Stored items
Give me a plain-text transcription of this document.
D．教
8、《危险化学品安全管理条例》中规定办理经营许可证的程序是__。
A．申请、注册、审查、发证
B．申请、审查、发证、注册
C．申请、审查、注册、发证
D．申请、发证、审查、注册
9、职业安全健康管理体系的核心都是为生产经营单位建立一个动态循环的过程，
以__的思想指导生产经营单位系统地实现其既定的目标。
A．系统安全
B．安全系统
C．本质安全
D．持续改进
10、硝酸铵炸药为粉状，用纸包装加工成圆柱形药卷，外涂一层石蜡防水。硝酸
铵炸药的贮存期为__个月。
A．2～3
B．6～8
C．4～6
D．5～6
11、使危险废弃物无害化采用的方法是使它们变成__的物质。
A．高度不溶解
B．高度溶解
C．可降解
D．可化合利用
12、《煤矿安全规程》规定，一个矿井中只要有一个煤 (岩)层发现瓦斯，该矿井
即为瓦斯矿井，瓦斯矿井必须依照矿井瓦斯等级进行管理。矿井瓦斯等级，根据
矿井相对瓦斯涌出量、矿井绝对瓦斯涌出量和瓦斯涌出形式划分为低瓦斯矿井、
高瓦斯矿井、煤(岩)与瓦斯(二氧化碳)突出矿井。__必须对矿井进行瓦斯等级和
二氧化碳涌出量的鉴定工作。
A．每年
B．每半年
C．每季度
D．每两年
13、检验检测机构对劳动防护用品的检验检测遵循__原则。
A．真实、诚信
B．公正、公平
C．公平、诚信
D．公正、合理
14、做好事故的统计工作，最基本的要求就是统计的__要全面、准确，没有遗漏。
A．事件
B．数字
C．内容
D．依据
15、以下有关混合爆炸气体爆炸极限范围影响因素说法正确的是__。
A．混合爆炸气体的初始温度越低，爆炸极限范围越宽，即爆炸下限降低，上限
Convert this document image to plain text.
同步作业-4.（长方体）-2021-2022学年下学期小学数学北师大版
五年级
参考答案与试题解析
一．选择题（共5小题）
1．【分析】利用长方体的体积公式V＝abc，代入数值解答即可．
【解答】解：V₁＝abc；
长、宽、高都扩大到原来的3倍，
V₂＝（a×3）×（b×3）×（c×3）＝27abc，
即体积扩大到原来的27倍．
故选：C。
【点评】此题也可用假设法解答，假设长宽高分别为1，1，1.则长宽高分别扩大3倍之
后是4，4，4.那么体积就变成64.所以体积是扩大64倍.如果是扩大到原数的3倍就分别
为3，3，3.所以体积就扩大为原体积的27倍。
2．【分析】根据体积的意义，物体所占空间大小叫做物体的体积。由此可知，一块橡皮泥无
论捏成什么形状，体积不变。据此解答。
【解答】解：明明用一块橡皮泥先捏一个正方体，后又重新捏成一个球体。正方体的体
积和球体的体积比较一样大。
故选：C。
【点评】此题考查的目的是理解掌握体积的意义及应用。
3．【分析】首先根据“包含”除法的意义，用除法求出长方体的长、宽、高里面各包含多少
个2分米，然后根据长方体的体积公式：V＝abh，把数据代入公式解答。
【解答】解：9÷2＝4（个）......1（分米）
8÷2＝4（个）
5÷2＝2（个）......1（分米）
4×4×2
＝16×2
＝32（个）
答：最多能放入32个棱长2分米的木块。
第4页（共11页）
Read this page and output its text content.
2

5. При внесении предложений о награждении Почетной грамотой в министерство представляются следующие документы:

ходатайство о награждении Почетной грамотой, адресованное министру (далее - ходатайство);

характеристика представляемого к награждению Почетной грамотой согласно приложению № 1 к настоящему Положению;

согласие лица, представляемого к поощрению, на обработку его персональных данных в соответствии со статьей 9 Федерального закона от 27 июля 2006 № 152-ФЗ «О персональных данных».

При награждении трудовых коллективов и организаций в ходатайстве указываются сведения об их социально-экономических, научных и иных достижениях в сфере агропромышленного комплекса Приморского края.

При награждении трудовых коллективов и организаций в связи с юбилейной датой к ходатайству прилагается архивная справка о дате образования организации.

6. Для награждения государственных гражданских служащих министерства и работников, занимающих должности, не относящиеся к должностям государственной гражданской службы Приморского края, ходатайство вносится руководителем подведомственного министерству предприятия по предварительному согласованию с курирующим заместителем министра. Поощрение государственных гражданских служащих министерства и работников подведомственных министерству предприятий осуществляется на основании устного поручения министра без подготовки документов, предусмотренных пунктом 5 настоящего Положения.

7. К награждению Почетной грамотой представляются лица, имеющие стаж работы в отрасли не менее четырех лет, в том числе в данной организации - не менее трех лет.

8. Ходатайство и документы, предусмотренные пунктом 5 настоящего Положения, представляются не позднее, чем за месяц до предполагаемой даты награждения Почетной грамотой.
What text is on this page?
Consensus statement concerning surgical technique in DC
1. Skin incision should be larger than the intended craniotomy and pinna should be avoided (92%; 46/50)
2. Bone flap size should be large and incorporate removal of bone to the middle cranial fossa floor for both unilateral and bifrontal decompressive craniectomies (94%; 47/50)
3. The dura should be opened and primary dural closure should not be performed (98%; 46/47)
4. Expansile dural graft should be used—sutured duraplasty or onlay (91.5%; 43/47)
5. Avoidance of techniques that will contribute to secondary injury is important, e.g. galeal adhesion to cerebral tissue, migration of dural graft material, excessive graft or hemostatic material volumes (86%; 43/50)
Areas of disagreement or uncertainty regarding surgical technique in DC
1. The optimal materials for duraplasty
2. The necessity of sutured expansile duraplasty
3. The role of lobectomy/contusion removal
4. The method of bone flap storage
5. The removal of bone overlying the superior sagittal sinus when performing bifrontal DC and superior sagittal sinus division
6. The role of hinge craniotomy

**What to do:** Report how many lines in the listing include the word "dural". Give nothing but the count.

**Solved problem:** 3